(Records)
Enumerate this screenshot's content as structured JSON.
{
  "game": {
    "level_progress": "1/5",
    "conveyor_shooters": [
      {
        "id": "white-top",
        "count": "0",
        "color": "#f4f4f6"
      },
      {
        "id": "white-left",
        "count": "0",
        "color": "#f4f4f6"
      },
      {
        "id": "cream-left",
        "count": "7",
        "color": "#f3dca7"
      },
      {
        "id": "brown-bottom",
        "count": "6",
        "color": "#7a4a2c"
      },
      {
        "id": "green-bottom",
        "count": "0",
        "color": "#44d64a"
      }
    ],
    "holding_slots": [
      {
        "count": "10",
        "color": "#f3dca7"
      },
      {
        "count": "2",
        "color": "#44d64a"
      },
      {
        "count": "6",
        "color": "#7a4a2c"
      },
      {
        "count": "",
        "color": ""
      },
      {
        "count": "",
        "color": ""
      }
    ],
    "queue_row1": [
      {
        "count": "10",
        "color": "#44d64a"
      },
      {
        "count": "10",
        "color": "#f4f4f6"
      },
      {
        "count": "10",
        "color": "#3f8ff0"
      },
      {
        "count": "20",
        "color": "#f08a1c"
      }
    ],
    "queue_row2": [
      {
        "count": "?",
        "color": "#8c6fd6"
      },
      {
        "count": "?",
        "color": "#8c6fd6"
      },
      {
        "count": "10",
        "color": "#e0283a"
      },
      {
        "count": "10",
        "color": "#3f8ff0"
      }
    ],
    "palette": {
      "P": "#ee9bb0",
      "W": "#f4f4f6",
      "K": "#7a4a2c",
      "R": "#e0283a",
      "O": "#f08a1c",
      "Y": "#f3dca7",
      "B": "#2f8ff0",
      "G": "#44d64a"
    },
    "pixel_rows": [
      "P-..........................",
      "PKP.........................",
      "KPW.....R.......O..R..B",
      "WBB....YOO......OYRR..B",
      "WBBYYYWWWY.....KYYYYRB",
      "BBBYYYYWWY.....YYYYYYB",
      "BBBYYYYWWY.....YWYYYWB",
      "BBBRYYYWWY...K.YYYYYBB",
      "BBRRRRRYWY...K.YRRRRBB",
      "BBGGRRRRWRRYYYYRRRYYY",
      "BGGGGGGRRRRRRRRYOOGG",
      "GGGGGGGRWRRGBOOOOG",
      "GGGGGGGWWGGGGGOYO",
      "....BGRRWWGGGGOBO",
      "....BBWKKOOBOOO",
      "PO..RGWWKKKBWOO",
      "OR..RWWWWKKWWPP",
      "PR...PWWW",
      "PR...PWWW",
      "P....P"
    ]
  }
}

#### What to do
Repeat all of the records above exactly as they appear.

#### Response to this exercise
Enumerate this screenshot's content as structured JSON.
{
  "game": {
    "level_progress": "1/5",
    "conveyor_shooters": [
      {
        "id": "white-top",
        "count": "0",
        "color": "#f4f4f6"
      },
      {
        "id": "white-left",
        "count": "0",
        "color": "#f4f4f6"
      },
      {
        "id": "cream-left",
        "count": "7",
        "color": "#f3dca7"
      },
      {
        "id": "brown-bottom",
        "count": "6",
        "color": "#7a4a2c"
      },
      {
        "id": "green-bottom",
        "count": "0",
        "color": "#44d64a"
      }
    ],
    "holding_slots": [
      {
        "count": "10",
        "color": "#f3dca7"
      },
      {
        "count": "2",
        "color": "#44d64a"
      },
      {
        "count": "6",
        "color": "#7a4a2c"
      },
      {
        "count": "",
        "color": ""
      },
      {
        "count": "",
        "color": ""
      }
    ],
    "queue_row1": [
      {
        "count": "10",
        "color": "#44d64a"
      },
      {
        "count": "10",
        "color": "#f4f4f6"
      },
      {
        "count": "10",
        "color": "#3f8ff0"
      },
      {
        "count": "20",
        "color": "#f08a1c"
      }
    ],
    "queue_row2": [
      {
        "count": "?",
        "color": "#8c6fd6"
      },
      {
        "count": "?",
        "color": "#8c6fd6"
      },
      {
        "count": "10",
        "color": "#e0283a"
      },
      {
        "count": "10",
        "color": "#3f8ff0"
      }
    ],
    "palette": {
      "P": "#ee9bb0",
      "W": "#f4f4f6",
      "K": "#7a4a2c",
      "R": "#e0283a",
      "O": "#f08a1c",
      "Y": "#f3dca7",
      "B": "#2f8ff0",
      "G": "#44d64a"
    },
    "pixel_rows": [
      "P-..........................",
      "PKP.........................",
      "KPW.....R.......O..R..B",
      "WBB....YOO......OYRR..B",
      "WBBYYYWWWY.....KYYYYRB",
      "BBBYYYYWWY.....YYYYYYB",
      "BBBYYYYWWY.....YWYYYWB",
      "BBBRYYYWWY...K.YYYYYBB",
      "BBRRRRRYWY...K.YRRRRBB",
      "BBGGRRRRWRRYYYYRRRYYY",
      "BGGGGGGRRRRRRRRYOOGG",
      "GGGGGGGRWRRGBOOOOG",
      "GGGGGGGWWGGGGGOYO",
      "....BGRRWWGGGGOBO",
      "....BBWKKOOBOOO",
      "PO..RGWWKKKBWOO",
      "OR..RWWWWKKWWPP",
      "PR...PWWW",
      "PR...PWWW",
      "P....P"
    ]
  }
}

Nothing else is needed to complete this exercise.